[Data records]

————————

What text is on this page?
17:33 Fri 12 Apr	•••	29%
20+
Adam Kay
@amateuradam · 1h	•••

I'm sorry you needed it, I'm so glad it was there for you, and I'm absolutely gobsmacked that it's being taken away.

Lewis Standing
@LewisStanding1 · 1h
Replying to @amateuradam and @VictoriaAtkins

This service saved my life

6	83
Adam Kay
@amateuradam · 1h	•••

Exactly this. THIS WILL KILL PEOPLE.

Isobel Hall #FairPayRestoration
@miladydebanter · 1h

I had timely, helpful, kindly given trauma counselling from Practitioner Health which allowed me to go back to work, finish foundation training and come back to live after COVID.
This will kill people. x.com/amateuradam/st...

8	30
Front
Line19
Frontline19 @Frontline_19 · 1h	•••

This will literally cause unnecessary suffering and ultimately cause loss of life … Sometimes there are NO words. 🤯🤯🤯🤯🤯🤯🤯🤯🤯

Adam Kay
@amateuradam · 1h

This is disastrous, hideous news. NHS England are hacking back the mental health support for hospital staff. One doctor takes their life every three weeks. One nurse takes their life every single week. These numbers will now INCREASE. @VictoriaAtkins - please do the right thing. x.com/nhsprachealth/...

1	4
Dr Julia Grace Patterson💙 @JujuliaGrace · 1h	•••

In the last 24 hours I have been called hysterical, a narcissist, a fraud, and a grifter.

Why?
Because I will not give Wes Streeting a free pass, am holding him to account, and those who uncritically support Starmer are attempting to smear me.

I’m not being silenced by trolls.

————————

**EXERCISE:**
The whole listing above needs to be written out again exactly.

**OUTPUT:**
What text is on this page?
17:33 Fri 12 Apr	•••	29%
20+
Adam Kay
@amateuradam · 1h	•••

I'm sorry you needed it, I'm so glad it was there for you, and I'm absolutely gobsmacked that it's being taken away.

Lewis Standing
@LewisStanding1 · 1h
Replying to @amateuradam and @VictoriaAtkins

This service saved my life

6	83
Adam Kay
@amateuradam · 1h	•••

Exactly this. THIS WILL KILL PEOPLE.

Isobel Hall #FairPayRestoration
@miladydebanter · 1h

I had timely, helpful, kindly given trauma counselling from Practitioner Health which allowed me to go back to work, finish foundation training and come back to live after COVID.
This will kill people. x.com/amateuradam/st...

8	30
Front
Line19
Frontline19 @Frontline_19 · 1h	•••

This will literally cause unnecessary suffering and ultimately cause loss of life … Sometimes there are NO words. 🤯🤯🤯🤯🤯🤯🤯🤯🤯

Adam Kay
@amateuradam · 1h

This is disastrous, hideous news. NHS England are hacking back the mental health support for hospital staff. One doctor takes their life every three weeks. One nurse takes their life every single week. These numbers will now INCREASE. @VictoriaAtkins - please do the right thing. x.com/nhsprachealth/...

1	4
Dr Julia Grace Patterson💙 @JujuliaGrace · 1h	•••

In the last 24 hours I have been called hysterical, a narcissist, a fraud, and a grifter.

Why?
Because I will not give Wes Streeting a free pass, am holding him to account, and those who uncritically support Starmer are attempting to smear me.

I’m not being silenced by trolls.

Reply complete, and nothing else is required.